Task directions: Each entry must be given again exactly; images do not belong in the copy.
━━ Extracted data
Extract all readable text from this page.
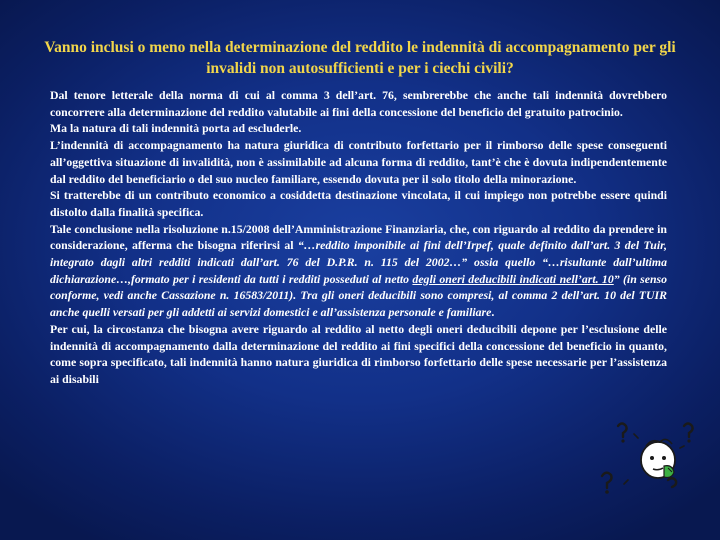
Vanno inclusi o meno nella determinazione del reddito le indennità di accompagnamento per gli invalidi non autosufficienti e per i ciechi civili?

Dal tenore letterale della norma di cui al comma 3 dell’art. 76, sembrerebbe che anche tali indennità dovrebbero concorrere alla determinazione del reddito valutabile ai fini della concessione del beneficio del gratuito patrocinio.

Ma la natura di tali indennità porta ad escluderle.

L’indennità di accompagnamento ha natura giuridica di contributo forfettario per il rimborso delle spese conseguenti all’oggettiva situazione di invalidità, non è assimilabile ad alcuna forma di reddito, tant’è che è dovuta indipendentemente dal reddito del beneficiario o del suo nucleo familiare, essendo dovuta per il solo titolo della minorazione.

Si tratterebbe di un contributo economico a cosiddetta destinazione vincolata, il cui impiego non potrebbe essere quindi distolto dalla finalità specifica.

Tale conclusione nella risoluzione n.15/2008 dell’Amministrazione Finanziaria, che, con riguardo al reddito da prendere in considerazione, afferma che bisogna riferirsi al “…reddito imponibile ai fini dell’Irpef, quale definito dall’art. 3 del Tuir, integrato dagli altri redditi indicati dall’art. 76 del D.P.R. n. 115 del 2002…” ossia quello “…risultante dall’ultima dichiarazione…,formato per i residenti da tutti i redditi posseduti al netto degli oneri deducibili indicati nell’art. 10” (in senso conforme, vedi anche Cassazione n. 16583/2011). Tra gli oneri deducibili sono compresi, al comma 2 dell’art. 10 del TUIR anche quelli versati per gli addetti ai servizi domestici e all’assistenza personale e familiare.

Per cui, la circostanza che bisogna avere riguardo al reddito al netto degli oneri deducibili depone per l’esclusione delle indennità di accompagnamento dalla determinazione del reddito ai fini specifici della concessione del beneficio in quanto, come sopra specificato, tali indennità hanno natura giuridica di rimborso forfettario delle spese necessarie per l’assistenza ai disabili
━━━━
The reply:
Extract all readable text from this page.
Vanno inclusi o meno nella determinazione del reddito le indennità di accompagnamento per gli invalidi non autosufficienti e per i ciechi civili?

Dal tenore letterale della norma di cui al comma 3 dell’art. 76, sembrerebbe che anche tali indennità dovrebbero concorrere alla determinazione del reddito valutabile ai fini della concessione del beneficio del gratuito patrocinio.

Ma la natura di tali indennità porta ad escluderle.

L’indennità di accompagnamento ha natura giuridica di contributo forfettario per il rimborso delle spese conseguenti all’oggettiva situazione di invalidità, non è assimilabile ad alcuna forma di reddito, tant’è che è dovuta indipendentemente dal reddito del beneficiario o del suo nucleo familiare, essendo dovuta per il solo titolo della minorazione.

Si tratterebbe di un contributo economico a cosiddetta destinazione vincolata, il cui impiego non potrebbe essere quindi distolto dalla finalità specifica.

Tale conclusione nella risoluzione n.15/2008 dell’Amministrazione Finanziaria, che, con riguardo al reddito da prendere in considerazione, afferma che bisogna riferirsi al “…reddito imponibile ai fini dell’Irpef, quale definito dall’art. 3 del Tuir, integrato dagli altri redditi indicati dall’art. 76 del D.P.R. n. 115 del 2002…” ossia quello “…risultante dall’ultima dichiarazione…,formato per i residenti da tutti i redditi posseduti al netto degli oneri deducibili indicati nell’art. 10” (in senso conforme, vedi anche Cassazione n. 16583/2011). Tra gli oneri deducibili sono compresi, al comma 2 dell’art. 10 del TUIR anche quelli versati per gli addetti ai servizi domestici e all’assistenza personale e familiare.

Per cui, la circostanza che bisogna avere riguardo al reddito al netto degli oneri deducibili depone per l’esclusione delle indennità di accompagnamento dalla determinazione del reddito ai fini specifici della concessione del beneficio in quanto, come sopra specificato, tali indennità hanno natura giuridica di rimborso forfettario delle spese necessarie per l’assistenza ai disabili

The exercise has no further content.